SHORT PROBLEM:
Every record must be repeated exactly, with no omission.

MATERIAL FOR THIS TASK:
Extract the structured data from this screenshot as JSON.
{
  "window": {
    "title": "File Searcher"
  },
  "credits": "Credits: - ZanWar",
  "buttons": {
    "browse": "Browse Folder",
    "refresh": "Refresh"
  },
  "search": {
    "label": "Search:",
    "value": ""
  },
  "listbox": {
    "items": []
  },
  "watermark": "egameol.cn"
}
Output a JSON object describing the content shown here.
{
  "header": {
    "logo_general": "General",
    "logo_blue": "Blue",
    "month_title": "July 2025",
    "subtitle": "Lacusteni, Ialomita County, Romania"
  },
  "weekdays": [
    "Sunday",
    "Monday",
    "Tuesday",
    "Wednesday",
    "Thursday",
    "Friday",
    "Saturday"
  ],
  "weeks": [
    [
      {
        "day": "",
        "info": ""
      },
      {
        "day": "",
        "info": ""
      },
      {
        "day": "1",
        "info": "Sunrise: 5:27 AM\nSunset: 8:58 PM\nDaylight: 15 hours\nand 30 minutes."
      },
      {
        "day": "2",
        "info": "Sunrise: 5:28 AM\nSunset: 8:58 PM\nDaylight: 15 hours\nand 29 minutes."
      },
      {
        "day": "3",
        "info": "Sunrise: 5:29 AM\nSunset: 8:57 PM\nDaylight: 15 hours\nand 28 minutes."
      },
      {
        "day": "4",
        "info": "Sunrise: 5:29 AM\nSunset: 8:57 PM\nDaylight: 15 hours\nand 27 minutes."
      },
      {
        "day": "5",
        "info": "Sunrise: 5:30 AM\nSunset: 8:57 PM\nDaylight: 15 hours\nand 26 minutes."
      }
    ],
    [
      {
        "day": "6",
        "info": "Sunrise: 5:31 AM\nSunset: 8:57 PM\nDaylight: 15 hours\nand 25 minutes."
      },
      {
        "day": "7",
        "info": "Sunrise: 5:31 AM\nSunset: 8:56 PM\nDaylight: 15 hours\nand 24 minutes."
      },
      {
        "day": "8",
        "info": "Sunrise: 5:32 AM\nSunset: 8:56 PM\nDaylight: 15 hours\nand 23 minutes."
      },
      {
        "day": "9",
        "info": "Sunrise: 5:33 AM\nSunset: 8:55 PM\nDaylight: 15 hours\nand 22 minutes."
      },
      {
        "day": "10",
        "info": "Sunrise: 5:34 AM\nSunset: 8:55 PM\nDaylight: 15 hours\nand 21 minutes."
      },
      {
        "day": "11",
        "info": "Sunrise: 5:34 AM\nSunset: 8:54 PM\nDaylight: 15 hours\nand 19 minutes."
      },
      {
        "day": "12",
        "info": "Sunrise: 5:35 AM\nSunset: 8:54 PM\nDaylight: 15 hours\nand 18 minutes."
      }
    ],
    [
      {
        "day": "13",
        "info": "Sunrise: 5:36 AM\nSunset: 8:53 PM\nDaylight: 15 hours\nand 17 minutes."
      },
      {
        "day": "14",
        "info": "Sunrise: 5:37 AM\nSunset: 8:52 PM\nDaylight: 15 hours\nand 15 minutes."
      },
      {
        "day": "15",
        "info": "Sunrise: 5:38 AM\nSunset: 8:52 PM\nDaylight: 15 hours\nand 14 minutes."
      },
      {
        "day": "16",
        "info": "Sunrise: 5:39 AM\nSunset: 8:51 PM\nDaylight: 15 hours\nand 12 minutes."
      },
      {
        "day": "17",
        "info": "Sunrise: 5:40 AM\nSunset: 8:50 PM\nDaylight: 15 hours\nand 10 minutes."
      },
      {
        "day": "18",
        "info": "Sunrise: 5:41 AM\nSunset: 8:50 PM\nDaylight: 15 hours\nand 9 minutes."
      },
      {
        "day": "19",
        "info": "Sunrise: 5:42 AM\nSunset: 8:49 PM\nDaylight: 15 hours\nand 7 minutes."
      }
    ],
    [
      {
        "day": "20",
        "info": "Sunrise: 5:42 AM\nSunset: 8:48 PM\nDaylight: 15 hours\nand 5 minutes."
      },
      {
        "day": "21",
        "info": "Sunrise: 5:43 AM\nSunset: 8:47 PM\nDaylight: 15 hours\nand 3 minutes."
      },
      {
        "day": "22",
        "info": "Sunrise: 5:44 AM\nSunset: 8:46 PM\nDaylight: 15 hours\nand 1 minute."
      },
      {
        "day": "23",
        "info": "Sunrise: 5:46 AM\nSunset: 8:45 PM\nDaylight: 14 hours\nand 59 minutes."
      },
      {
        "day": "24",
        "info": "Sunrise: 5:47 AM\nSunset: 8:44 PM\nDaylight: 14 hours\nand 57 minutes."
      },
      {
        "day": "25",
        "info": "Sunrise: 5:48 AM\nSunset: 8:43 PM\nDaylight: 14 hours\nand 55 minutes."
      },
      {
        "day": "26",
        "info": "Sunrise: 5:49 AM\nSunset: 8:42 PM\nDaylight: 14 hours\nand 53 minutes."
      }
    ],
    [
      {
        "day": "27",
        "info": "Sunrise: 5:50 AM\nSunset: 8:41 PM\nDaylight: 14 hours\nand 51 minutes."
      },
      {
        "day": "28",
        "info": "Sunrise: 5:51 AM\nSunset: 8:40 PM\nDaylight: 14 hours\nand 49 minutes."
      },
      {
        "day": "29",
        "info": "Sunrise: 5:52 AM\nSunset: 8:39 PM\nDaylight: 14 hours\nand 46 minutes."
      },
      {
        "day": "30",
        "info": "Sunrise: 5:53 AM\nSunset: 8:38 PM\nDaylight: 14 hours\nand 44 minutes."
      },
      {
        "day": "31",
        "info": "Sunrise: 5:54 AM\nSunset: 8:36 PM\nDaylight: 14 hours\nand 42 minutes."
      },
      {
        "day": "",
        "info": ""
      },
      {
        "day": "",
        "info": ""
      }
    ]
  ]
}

FINISHED TASK:
Extract the structured data from this screenshot as JSON.
{
  "window": {
    "title": "File Searcher"
  },
  "credits": "Credits: - ZanWar",
  "buttons": {
    "browse": "Browse Folder",
    "refresh": "Refresh"
  },
  "search": {
    "label": "Search:",
    "value": ""
  },
  "listbox": {
    "items": []
  },
  "watermark": "egameol.cn"
}
Output a JSON object describing the content shown here.
{
  "header": {
    "logo_general": "General",
    "logo_blue": "Blue",
    "month_title": "July 2025",
    "subtitle": "Lacusteni, Ialomita County, Romania"
  },
  "weekdays": [
    "Sunday",
    "Monday",
    "Tuesday",
    "Wednesday",
    "Thursday",
    "Friday",
    "Saturday"
  ],
  "weeks": [
    [
      {
        "day": "",
        "info": ""
      },
      {
        "day": "",
        "info": ""
      },
      {
        "day": "1",
        "info": "Sunrise: 5:27 AM\nSunset: 8:58 PM\nDaylight: 15 hours\nand 30 minutes."
      },
      {
        "day": "2",
        "info": "Sunrise: 5:28 AM\nSunset: 8:58 PM\nDaylight: 15 hours\nand 29 minutes."
      },
      {
        "day": "3",
        "info": "Sunrise: 5:29 AM\nSunset: 8:57 PM\nDaylight: 15 hours\nand 28 minutes."
      },
      {
        "day": "4",
        "info": "Sunrise: 5:29 AM\nSunset: 8:57 PM\nDaylight: 15 hours\nand 27 minutes."
      },
      {
        "day": "5",
        "info": "Sunrise: 5:30 AM\nSunset: 8:57 PM\nDaylight: 15 hours\nand 26 minutes."
      }
    ],
    [
      {
        "day": "6",
        "info": "Sunrise: 5:31 AM\nSunset: 8:57 PM\nDaylight: 15 hours\nand 25 minutes."
      },
      {
        "day": "7",
        "info": "Sunrise: 5:31 AM\nSunset: 8:56 PM\nDaylight: 15 hours\nand 24 minutes."
      },
      {
        "day": "8",
        "info": "Sunrise: 5:32 AM\nSunset: 8:56 PM\nDaylight: 15 hours\nand 23 minutes."
      },
      {
        "day": "9",
        "info": "Sunrise: 5:33 AM\nSunset: 8:55 PM\nDaylight: 15 hours\nand 22 minutes."
      },
      {
        "day": "10",
        "info": "Sunrise: 5:34 AM\nSunset: 8:55 PM\nDaylight: 15 hours\nand 21 minutes."
      },
      {
        "day": "11",
        "info": "Sunrise: 5:34 AM\nSunset: 8:54 PM\nDaylight: 15 hours\nand 19 minutes."
      },
      {
        "day": "12",
        "info": "Sunrise: 5:35 AM\nSunset: 8:54 PM\nDaylight: 15 hours\nand 18 minutes."
      }
    ],
    [
      {
        "day": "13",
        "info": "Sunrise: 5:36 AM\nSunset: 8:53 PM\nDaylight: 15 hours\nand 17 minutes."
      },
      {
        "day": "14",
        "info": "Sunrise: 5:37 AM\nSunset: 8:52 PM\nDaylight: 15 hours\nand 15 minutes."
      },
      {
        "day": "15",
        "info": "Sunrise: 5:38 AM\nSunset: 8:52 PM\nDaylight: 15 hours\nand 14 minutes."
      },
      {
        "day": "16",
        "info": "Sunrise: 5:39 AM\nSunset: 8:51 PM\nDaylight: 15 hours\nand 12 minutes."
      },
      {
        "day": "17",
        "info": "Sunrise: 5:40 AM\nSunset: 8:50 PM\nDaylight: 15 hours\nand 10 minutes."
      },
      {
        "day": "18",
        "info": "Sunrise: 5:41 AM\nSunset: 8:50 PM\nDaylight: 15 hours\nand 9 minutes."
      },
      {
        "day": "19",
        "info": "Sunrise: 5:42 AM\nSunset: 8:49 PM\nDaylight: 15 hours\nand 7 minutes."
      }
    ],
    [
      {
        "day": "20",
        "info": "Sunrise: 5:42 AM\nSunset: 8:48 PM\nDaylight: 15 hours\nand 5 minutes."
      },
      {
        "day": "21",
        "info": "Sunrise: 5:43 AM\nSunset: 8:47 PM\nDaylight: 15 hours\nand 3 minutes."
      },
      {
        "day": "22",
        "info": "Sunrise: 5:44 AM\nSunset: 8:46 PM\nDaylight: 15 hours\nand 1 minute."
      },
      {
        "day": "23",
        "info": "Sunrise: 5:46 AM\nSunset: 8:45 PM\nDaylight: 14 hours\nand 59 minutes."
      },
      {
        "day": "24",
        "info": "Sunrise: 5:47 AM\nSunset: 8:44 PM\nDaylight: 14 hours\nand 57 minutes."
      },
      {
        "day": "25",
        "info": "Sunrise: 5:48 AM\nSunset: 8:43 PM\nDaylight: 14 hours\nand 55 minutes."
      },
      {
        "day": "26",
        "info": "Sunrise: 5:49 AM\nSunset: 8:42 PM\nDaylight: 14 hours\nand 53 minutes."
      }
    ],
    [
      {
        "day": "27",
        "info": "Sunrise: 5:50 AM\nSunset: 8:41 PM\nDaylight: 14 hours\nand 51 minutes."
      },
      {
        "day": "28",
        "info": "Sunrise: 5:51 AM\nSunset: 8:40 PM\nDaylight: 14 hours\nand 49 minutes."
      },
      {
        "day": "29",
        "info": "Sunrise: 5:52 AM\nSunset: 8:39 PM\nDaylight: 14 hours\nand 46 minutes."
      },
      {
        "day": "30",
        "info": "Sunrise: 5:53 AM\nSunset: 8:38 PM\nDaylight: 14 hours\nand 44 minutes."
      },
      {
        "day": "31",
        "info": "Sunrise: 5:54 AM\nSunset: 8:36 PM\nDaylight: 14 hours\nand 42 minutes."
      },
      {
        "day": "",
        "info": ""
      },
      {
        "day": "",
        "info": ""
      }
    ]
  ]
}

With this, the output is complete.